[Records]
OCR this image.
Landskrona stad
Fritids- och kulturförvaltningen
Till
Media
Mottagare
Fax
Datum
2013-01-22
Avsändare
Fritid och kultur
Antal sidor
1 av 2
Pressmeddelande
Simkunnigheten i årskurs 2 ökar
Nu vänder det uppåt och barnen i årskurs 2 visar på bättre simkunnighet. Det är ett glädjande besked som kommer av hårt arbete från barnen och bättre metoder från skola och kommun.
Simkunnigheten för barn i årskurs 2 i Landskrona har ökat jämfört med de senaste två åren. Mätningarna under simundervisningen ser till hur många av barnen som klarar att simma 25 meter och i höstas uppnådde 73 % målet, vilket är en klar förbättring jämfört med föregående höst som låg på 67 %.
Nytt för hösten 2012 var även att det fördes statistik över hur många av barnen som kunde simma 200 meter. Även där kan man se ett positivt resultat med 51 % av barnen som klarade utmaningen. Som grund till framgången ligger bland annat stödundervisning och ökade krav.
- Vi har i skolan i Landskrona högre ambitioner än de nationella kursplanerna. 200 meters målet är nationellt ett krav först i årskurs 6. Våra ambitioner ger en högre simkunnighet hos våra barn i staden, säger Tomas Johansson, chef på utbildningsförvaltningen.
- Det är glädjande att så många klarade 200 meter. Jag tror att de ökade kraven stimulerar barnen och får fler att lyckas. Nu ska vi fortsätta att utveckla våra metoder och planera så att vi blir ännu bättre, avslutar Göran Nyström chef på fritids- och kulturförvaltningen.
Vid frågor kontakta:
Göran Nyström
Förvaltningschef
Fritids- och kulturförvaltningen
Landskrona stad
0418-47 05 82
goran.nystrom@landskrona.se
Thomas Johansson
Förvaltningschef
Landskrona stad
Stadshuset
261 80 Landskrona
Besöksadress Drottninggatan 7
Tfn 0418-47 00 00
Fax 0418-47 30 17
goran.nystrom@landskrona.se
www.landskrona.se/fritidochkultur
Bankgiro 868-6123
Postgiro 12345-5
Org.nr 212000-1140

» **WHAT IS ASKED**
Repeat the entries exactly, all of them.

» **FINAL RESULT**
OCR this image.
Landskrona stad
Fritids- och kulturförvaltningen
Till
Media
Mottagare
Fax
Datum
2013-01-22
Avsändare
Fritid och kultur
Antal sidor
1 av 2
Pressmeddelande
Simkunnigheten i årskurs 2 ökar
Nu vänder det uppåt och barnen i årskurs 2 visar på bättre simkunnighet. Det är ett glädjande besked som kommer av hårt arbete från barnen och bättre metoder från skola och kommun.
Simkunnigheten för barn i årskurs 2 i Landskrona har ökat jämfört med de senaste två åren. Mätningarna under simundervisningen ser till hur många av barnen som klarar att simma 25 meter och i höstas uppnådde 73 % målet, vilket är en klar förbättring jämfört med föregående höst som låg på 67 %.
Nytt för hösten 2012 var även att det fördes statistik över hur många av barnen som kunde simma 200 meter. Även där kan man se ett positivt resultat med 51 % av barnen som klarade utmaningen. Som grund till framgången ligger bland annat stödundervisning och ökade krav.
- Vi har i skolan i Landskrona högre ambitioner än de nationella kursplanerna. 200 meters målet är nationellt ett krav först i årskurs 6. Våra ambitioner ger en högre simkunnighet hos våra barn i staden, säger Tomas Johansson, chef på utbildningsförvaltningen.
- Det är glädjande att så många klarade 200 meter. Jag tror att de ökade kraven stimulerar barnen och får fler att lyckas. Nu ska vi fortsätta att utveckla våra metoder och planera så att vi blir ännu bättre, avslutar Göran Nyström chef på fritids- och kulturförvaltningen.
Vid frågor kontakta:
Göran Nyström
Förvaltningschef
Fritids- och kulturförvaltningen
Landskrona stad
0418-47 05 82
goran.nystrom@landskrona.se
Thomas Johansson
Förvaltningschef
Landskrona stad
Stadshuset
261 80 Landskrona
Besöksadress Drottninggatan 7
Tfn 0418-47 00 00
Fax 0418-47 30 17
goran.nystrom@landskrona.se
www.landskrona.se/fritidochkultur
Bankgiro 868-6123
Postgiro 12345-5
Org.nr 212000-1140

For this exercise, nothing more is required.